STATED PROBLEM:
Here are some records; return them all exactly.

— start of DATA SHOWN —

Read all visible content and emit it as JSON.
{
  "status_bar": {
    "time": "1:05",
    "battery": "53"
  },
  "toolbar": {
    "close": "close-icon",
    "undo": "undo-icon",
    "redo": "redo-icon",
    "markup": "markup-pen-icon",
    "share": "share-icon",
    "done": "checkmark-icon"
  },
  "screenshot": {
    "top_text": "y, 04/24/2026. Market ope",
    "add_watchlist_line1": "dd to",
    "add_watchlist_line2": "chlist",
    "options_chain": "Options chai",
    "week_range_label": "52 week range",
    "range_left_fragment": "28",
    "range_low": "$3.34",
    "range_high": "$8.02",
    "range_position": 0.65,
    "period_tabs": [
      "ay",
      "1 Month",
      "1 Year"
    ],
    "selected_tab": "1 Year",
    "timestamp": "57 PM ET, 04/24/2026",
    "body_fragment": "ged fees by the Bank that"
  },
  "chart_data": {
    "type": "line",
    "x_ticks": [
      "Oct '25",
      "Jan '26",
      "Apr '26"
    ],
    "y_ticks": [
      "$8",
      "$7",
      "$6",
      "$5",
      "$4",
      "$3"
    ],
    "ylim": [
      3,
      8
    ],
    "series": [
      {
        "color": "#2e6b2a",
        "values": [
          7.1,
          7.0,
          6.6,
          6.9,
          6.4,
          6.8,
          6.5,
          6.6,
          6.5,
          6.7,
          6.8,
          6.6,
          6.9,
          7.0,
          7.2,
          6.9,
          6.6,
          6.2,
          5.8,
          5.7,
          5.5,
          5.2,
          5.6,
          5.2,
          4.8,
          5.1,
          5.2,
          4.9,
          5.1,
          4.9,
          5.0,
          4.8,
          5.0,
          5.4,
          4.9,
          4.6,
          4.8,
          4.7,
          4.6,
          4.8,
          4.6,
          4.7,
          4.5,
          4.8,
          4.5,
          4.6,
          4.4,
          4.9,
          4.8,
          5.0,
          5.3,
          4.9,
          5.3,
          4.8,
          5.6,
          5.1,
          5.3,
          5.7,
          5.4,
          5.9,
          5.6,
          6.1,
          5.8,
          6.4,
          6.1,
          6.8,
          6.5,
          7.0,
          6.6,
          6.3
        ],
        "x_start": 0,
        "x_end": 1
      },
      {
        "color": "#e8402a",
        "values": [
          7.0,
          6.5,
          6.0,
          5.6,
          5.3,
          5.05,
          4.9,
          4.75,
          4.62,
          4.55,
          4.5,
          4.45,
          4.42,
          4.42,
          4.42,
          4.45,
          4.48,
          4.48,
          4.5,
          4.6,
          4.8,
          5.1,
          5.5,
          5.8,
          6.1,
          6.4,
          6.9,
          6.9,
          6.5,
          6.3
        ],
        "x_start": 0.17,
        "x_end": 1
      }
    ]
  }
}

— end of DATA SHOWN —

OUTPUT OF THE EXERCISE:
Read all visible content and emit it as JSON.
{
  "status_bar": {
    "time": "1:05",
    "battery": "53"
  },
  "toolbar": {
    "close": "close-icon",
    "undo": "undo-icon",
    "redo": "redo-icon",
    "markup": "markup-pen-icon",
    "share": "share-icon",
    "done": "checkmark-icon"
  },
  "screenshot": {
    "top_text": "y, 04/24/2026. Market ope",
    "add_watchlist_line1": "dd to",
    "add_watchlist_line2": "chlist",
    "options_chain": "Options chai",
    "week_range_label": "52 week range",
    "range_left_fragment": "28",
    "range_low": "$3.34",
    "range_high": "$8.02",
    "range_position": 0.65,
    "period_tabs": [
      "ay",
      "1 Month",
      "1 Year"
    ],
    "selected_tab": "1 Year",
    "timestamp": "57 PM ET, 04/24/2026",
    "body_fragment": "ged fees by the Bank that"
  },
  "chart_data": {
    "type": "line",
    "x_ticks": [
      "Oct '25",
      "Jan '26",
      "Apr '26"
    ],
    "y_ticks": [
      "$8",
      "$7",
      "$6",
      "$5",
      "$4",
      "$3"
    ],
    "ylim": [
      3,
      8
    ],
    "series": [
      {
        "color": "#2e6b2a",
        "values": [
          7.1,
          7.0,
          6.6,
          6.9,
          6.4,
          6.8,
          6.5,
          6.6,
          6.5,
          6.7,
          6.8,
          6.6,
          6.9,
          7.0,
          7.2,
          6.9,
          6.6,
          6.2,
          5.8,
          5.7,
          5.5,
          5.2,
          5.6,
          5.2,
          4.8,
          5.1,
          5.2,
          4.9,
          5.1,
          4.9,
          5.0,
          4.8,
          5.0,
          5.4,
          4.9,
          4.6,
          4.8,
          4.7,
          4.6,
          4.8,
          4.6,
          4.7,
          4.5,
          4.8,
          4.5,
          4.6,
          4.4,
          4.9,
          4.8,
          5.0,
          5.3,
          4.9,
          5.3,
          4.8,
          5.6,
          5.1,
          5.3,
          5.7,
          5.4,
          5.9,
          5.6,
          6.1,
          5.8,
          6.4,
          6.1,
          6.8,
          6.5,
          7.0,
          6.6,
          6.3
        ],
        "x_start": 0,
        "x_end": 1
      },
      {
        "color": "#e8402a",
        "values": [
          7.0,
          6.5,
          6.0,
          5.6,
          5.3,
          5.05,
          4.9,
          4.75,
          4.62,
          4.55,
          4.5,
          4.45,
          4.42,
          4.42,
          4.42,
          4.45,
          4.48,
          4.48,
          4.5,
          4.6,
          4.8,
          5.1,
          5.5,
          5.8,
          6.1,
          6.4,
          6.9,
          6.9,
          6.5,
          6.3
        ],
        "x_start": 0.17,
        "x_end": 1
      }
    ]
  }
}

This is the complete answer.